Dataset rows
┏━━
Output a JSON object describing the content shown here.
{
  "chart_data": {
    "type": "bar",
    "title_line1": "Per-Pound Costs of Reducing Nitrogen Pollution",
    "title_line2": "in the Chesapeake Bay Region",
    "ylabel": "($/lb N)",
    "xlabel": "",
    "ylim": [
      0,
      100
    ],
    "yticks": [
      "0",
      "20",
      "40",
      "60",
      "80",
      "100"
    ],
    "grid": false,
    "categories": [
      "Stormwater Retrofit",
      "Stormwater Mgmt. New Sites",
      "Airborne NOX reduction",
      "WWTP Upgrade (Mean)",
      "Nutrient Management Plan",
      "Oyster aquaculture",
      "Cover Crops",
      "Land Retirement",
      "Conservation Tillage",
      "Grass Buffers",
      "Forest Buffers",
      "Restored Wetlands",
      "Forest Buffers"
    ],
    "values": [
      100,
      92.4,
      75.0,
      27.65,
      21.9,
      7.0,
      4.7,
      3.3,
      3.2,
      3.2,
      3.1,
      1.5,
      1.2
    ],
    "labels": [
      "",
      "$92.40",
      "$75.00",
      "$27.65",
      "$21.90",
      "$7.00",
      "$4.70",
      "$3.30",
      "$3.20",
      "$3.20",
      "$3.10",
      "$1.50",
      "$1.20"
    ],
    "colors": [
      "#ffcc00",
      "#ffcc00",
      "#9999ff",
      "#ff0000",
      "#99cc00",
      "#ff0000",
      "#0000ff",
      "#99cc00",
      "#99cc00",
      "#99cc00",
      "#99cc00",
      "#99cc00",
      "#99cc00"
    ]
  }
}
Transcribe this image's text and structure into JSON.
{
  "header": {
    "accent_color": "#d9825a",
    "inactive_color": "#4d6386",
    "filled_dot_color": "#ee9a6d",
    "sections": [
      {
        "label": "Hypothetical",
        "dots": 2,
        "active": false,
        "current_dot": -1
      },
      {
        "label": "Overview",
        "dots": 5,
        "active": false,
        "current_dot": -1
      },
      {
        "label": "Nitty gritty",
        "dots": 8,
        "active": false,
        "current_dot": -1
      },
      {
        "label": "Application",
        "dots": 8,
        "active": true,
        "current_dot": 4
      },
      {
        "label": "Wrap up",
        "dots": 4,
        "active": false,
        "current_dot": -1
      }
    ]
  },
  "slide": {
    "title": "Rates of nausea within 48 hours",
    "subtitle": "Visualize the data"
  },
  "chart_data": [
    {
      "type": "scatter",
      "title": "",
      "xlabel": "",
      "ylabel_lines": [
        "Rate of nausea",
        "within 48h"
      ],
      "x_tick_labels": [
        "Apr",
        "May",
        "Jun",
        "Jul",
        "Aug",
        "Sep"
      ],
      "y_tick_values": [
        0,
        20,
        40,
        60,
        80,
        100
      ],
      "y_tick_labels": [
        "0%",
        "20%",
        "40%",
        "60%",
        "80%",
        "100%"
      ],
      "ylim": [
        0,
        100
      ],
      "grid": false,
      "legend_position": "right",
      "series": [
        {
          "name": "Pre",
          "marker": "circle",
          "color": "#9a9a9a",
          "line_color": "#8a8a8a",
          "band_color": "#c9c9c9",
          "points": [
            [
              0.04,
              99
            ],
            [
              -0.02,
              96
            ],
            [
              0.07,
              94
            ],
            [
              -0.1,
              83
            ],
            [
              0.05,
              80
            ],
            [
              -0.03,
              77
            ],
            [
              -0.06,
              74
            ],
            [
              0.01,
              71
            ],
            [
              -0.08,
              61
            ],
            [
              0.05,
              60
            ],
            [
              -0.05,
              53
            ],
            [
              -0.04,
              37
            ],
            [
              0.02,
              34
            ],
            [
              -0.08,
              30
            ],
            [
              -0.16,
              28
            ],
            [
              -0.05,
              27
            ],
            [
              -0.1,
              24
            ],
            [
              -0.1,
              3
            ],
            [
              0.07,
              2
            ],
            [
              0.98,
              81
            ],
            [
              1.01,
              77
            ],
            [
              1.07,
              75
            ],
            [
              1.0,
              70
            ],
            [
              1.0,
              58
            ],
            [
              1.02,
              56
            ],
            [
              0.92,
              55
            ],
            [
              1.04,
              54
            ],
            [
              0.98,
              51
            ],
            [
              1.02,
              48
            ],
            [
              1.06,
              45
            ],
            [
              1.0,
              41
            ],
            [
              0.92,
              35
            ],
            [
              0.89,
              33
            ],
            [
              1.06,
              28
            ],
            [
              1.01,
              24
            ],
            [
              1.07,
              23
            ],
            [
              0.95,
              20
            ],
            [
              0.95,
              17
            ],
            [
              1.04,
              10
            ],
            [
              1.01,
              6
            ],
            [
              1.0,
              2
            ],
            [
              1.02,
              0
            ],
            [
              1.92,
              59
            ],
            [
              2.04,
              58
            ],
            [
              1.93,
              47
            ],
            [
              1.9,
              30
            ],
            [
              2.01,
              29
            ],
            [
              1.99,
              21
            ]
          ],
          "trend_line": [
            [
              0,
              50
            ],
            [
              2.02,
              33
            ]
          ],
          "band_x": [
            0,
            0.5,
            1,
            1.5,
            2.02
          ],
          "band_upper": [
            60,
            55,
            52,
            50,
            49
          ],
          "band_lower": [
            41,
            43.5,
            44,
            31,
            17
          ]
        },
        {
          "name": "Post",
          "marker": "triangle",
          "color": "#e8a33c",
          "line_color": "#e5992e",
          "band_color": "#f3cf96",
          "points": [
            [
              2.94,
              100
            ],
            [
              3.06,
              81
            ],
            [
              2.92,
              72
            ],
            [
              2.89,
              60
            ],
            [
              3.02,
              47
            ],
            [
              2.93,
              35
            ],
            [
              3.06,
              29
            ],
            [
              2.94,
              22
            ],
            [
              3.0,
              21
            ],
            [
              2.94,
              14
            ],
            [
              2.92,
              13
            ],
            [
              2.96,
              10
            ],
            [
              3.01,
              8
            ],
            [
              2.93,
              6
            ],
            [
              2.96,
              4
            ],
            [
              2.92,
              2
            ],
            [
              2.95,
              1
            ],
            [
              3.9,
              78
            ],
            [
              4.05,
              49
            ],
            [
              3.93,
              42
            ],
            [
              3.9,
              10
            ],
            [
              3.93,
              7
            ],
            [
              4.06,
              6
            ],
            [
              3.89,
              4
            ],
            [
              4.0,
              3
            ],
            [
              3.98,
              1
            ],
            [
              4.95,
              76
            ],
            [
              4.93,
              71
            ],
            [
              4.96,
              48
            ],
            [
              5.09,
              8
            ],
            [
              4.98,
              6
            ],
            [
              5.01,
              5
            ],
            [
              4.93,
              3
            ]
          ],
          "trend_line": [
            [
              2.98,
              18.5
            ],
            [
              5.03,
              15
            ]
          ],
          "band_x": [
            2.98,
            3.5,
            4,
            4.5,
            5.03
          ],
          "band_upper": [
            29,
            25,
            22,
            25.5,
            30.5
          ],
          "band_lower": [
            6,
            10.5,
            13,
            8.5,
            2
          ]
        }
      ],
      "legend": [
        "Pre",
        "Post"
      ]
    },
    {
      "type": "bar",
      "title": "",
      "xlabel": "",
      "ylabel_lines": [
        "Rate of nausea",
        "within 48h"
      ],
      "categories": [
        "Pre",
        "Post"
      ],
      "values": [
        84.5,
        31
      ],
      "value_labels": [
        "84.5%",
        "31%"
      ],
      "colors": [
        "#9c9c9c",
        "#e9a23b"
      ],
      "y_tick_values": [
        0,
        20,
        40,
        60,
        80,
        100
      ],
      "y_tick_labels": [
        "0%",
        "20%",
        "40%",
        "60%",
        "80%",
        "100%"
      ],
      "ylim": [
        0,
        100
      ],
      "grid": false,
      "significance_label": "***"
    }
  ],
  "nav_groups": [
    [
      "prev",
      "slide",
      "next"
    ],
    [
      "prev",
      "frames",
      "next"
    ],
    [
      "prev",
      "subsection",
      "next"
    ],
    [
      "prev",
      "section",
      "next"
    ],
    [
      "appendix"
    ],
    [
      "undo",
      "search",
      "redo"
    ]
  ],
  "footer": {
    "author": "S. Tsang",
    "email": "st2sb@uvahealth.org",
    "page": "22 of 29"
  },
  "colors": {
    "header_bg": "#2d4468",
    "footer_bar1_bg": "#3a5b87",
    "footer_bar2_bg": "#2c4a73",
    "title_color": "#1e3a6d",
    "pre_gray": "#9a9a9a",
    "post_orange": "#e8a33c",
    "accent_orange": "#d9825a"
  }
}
┗━━
▶ [The exercise] Every line containing the string "JSON" must be listed.

▶ [Solution]
Output a JSON object describing the content shown here.
Transcribe this image's text and structure into JSON.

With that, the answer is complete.